* Directions for this task
Each entry has to be copied exactly, with nothing missed.

* Extracted data entries
===

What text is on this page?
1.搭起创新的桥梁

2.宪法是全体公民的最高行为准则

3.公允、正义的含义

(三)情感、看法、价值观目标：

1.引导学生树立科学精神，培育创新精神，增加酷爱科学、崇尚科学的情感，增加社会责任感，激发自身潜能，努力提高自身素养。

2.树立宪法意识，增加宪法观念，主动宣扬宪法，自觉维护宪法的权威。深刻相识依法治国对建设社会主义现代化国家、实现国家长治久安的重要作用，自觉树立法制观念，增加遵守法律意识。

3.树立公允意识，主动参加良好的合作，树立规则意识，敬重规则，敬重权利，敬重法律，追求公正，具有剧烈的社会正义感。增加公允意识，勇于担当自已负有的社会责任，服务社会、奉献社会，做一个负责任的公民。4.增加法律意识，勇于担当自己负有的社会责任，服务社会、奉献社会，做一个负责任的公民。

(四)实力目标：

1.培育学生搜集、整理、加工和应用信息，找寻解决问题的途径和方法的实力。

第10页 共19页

===

* Answer below
What text is on this page?
1.搭起创新的桥梁

2.宪法是全体公民的最高行为准则

3.公允、正义的含义

(三)情感、看法、价值观目标：

1.引导学生树立科学精神，培育创新精神，增加酷爱科学、崇尚科学的情感，增加社会责任感，激发自身潜能，努力提高自身素养。

2.树立宪法意识，增加宪法观念，主动宣扬宪法，自觉维护宪法的权威。深刻相识依法治国对建设社会主义现代化国家、实现国家长治久安的重要作用，自觉树立法制观念，增加遵守法律意识。

3.树立公允意识，主动参加良好的合作，树立规则意识，敬重规则，敬重权利，敬重法律，追求公正，具有剧烈的社会正义感。增加公允意识，勇于担当自已负有的社会责任，服务社会、奉献社会，做一个负责任的公民。4.增加法律意识，勇于担当自己负有的社会责任，服务社会、奉献社会，做一个负责任的公民。

(四)实力目标：

1.培育学生搜集、整理、加工和应用信息，找寻解决问题的途径和方法的实力。

第10页 共19页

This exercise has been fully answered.